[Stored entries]

**********

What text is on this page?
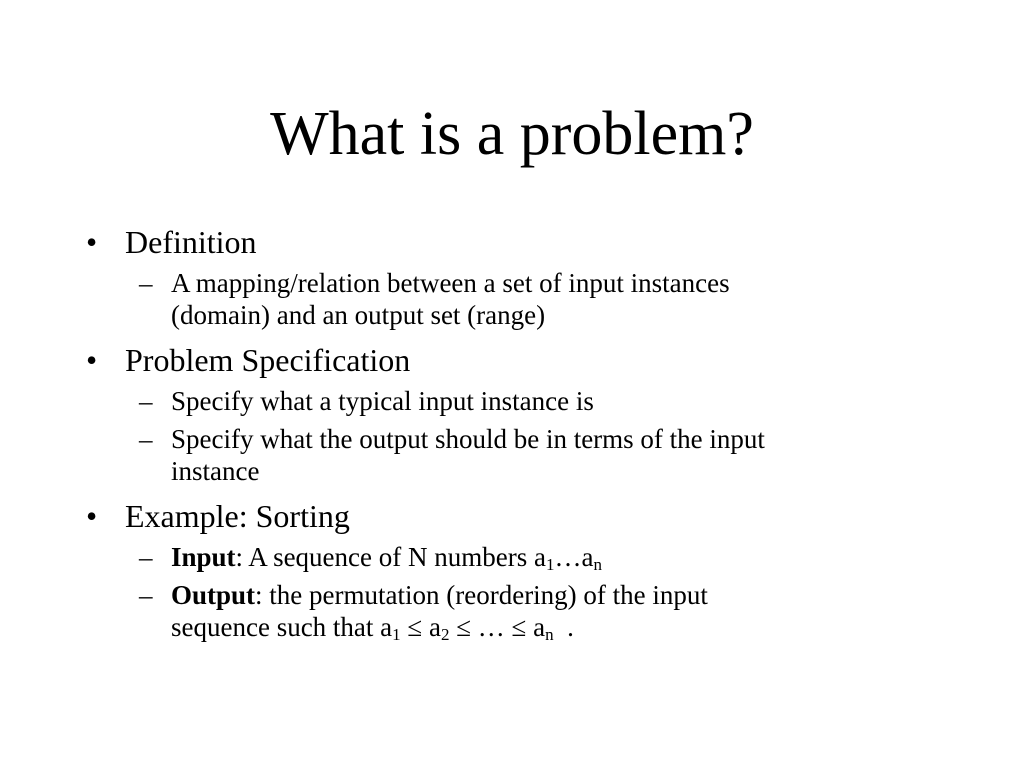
What is a problem?
• Definition
– A mapping/relation between a set of input instances
(domain) and an output set (range)
• Problem Specification
– Specify what a typical input instance is
– Specify what the output should be in terms of the input
instance
• Example: Sorting
– Input: A sequence of N numbers $a_1\dots a_n$
– Output: the permutation (reordering) of the input
sequence such that $a_1 \le a_2$ ≤ … ≤ $a_n$  .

**********

▸ **What is asked**
Look through the data and show every line containing "Specify".

▸ **Finished answer**
– Specify what a typical input instance is
– Specify what the output should be in terms of the input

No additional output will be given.